**Goal**
Write out the entries below once more, exactly.

(Saved entries)
======
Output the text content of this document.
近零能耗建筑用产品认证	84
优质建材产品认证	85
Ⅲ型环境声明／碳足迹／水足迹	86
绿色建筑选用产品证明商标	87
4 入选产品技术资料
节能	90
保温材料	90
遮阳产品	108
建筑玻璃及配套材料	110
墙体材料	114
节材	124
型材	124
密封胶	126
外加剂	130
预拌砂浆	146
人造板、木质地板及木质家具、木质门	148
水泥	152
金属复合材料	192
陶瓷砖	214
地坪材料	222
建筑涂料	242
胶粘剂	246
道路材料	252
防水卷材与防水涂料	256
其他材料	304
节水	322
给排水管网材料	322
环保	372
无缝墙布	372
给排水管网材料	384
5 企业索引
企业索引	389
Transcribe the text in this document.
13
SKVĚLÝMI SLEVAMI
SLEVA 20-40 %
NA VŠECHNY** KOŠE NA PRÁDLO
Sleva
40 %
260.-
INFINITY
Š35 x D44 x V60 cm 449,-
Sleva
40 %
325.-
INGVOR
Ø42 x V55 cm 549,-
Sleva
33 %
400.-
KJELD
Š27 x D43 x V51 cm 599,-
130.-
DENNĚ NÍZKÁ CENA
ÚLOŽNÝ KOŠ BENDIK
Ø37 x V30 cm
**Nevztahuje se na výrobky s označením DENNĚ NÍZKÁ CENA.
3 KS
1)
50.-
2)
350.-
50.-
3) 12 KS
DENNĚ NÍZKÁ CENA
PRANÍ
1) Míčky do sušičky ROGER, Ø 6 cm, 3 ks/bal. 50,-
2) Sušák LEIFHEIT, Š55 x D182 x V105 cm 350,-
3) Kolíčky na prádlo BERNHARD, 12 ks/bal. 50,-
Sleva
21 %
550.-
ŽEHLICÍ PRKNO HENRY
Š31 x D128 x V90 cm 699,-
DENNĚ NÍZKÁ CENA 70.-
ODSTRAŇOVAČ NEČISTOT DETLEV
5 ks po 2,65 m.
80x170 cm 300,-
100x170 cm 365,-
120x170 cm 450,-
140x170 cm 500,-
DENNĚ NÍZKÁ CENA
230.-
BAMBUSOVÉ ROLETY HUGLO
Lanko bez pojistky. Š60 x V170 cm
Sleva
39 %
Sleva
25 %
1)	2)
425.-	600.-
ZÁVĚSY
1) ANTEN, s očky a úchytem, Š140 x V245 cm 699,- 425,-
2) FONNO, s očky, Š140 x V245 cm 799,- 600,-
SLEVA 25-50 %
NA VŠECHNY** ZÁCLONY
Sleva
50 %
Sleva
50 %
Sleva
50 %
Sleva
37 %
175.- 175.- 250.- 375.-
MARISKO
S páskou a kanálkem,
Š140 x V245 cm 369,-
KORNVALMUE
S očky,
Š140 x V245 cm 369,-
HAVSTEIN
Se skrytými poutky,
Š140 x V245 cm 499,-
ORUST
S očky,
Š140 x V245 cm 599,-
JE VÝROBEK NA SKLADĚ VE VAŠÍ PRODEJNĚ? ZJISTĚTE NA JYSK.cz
======
**Task response**
Output the text content of this document.
近零能耗建筑用产品认证	84
优质建材产品认证	85
Ⅲ型环境声明／碳足迹／水足迹	86
绿色建筑选用产品证明商标	87
4 入选产品技术资料
节能	90
保温材料	90
遮阳产品	108
建筑玻璃及配套材料	110
墙体材料	114
节材	124
型材	124
密封胶	126
外加剂	130
预拌砂浆	146
人造板、木质地板及木质家具、木质门	148
水泥	152
金属复合材料	192
陶瓷砖	214
地坪材料	222
建筑涂料	242
胶粘剂	246
道路材料	252
防水卷材与防水涂料	256
其他材料	304
节水	322
给排水管网材料	322
环保	372
无缝墙布	372
给排水管网材料	384
5 企业索引
企业索引	389
Transcribe the text in this document.
13
SKVĚLÝMI SLEVAMI
SLEVA 20-40 %
NA VŠECHNY** KOŠE NA PRÁDLO
Sleva
40 %
260.-
INFINITY
Š35 x D44 x V60 cm 449,-
Sleva
40 %
325.-
INGVOR
Ø42 x V55 cm 549,-
Sleva
33 %
400.-
KJELD
Š27 x D43 x V51 cm 599,-
130.-
DENNĚ NÍZKÁ CENA
ÚLOŽNÝ KOŠ BENDIK
Ø37 x V30 cm
**Nevztahuje se na výrobky s označením DENNĚ NÍZKÁ CENA.
3 KS
1)
50.-
2)
350.-
50.-
3) 12 KS
DENNĚ NÍZKÁ CENA
PRANÍ
1) Míčky do sušičky ROGER, Ø 6 cm, 3 ks/bal. 50,-
2) Sušák LEIFHEIT, Š55 x D182 x V105 cm 350,-
3) Kolíčky na prádlo BERNHARD, 12 ks/bal. 50,-
Sleva
21 %
550.-
ŽEHLICÍ PRKNO HENRY
Š31 x D128 x V90 cm 699,-
DENNĚ NÍZKÁ CENA 70.-
ODSTRAŇOVAČ NEČISTOT DETLEV
5 ks po 2,65 m.
80x170 cm 300,-
100x170 cm 365,-
120x170 cm 450,-
140x170 cm 500,-
DENNĚ NÍZKÁ CENA
230.-
BAMBUSOVÉ ROLETY HUGLO
Lanko bez pojistky. Š60 x V170 cm
Sleva
39 %
Sleva
25 %
1)	2)
425.-	600.-
ZÁVĚSY
1) ANTEN, s očky a úchytem, Š140 x V245 cm 699,- 425,-
2) FONNO, s očky, Š140 x V245 cm 799,- 600,-
SLEVA 25-50 %
NA VŠECHNY** ZÁCLONY
Sleva
50 %
Sleva
50 %
Sleva
50 %
Sleva
37 %
175.- 175.- 250.- 375.-
MARISKO
S páskou a kanálkem,
Š140 x V245 cm 369,-
KORNVALMUE
S očky,
Š140 x V245 cm 369,-
HAVSTEIN
Se skrytými poutky,
Š140 x V245 cm 499,-
ORUST
S očky,
Š140 x V245 cm 599,-
JE VÝROBEK NA SKLADĚ VE VAŠÍ PRODEJNĚ? ZJISTĚTE NA JYSK.cz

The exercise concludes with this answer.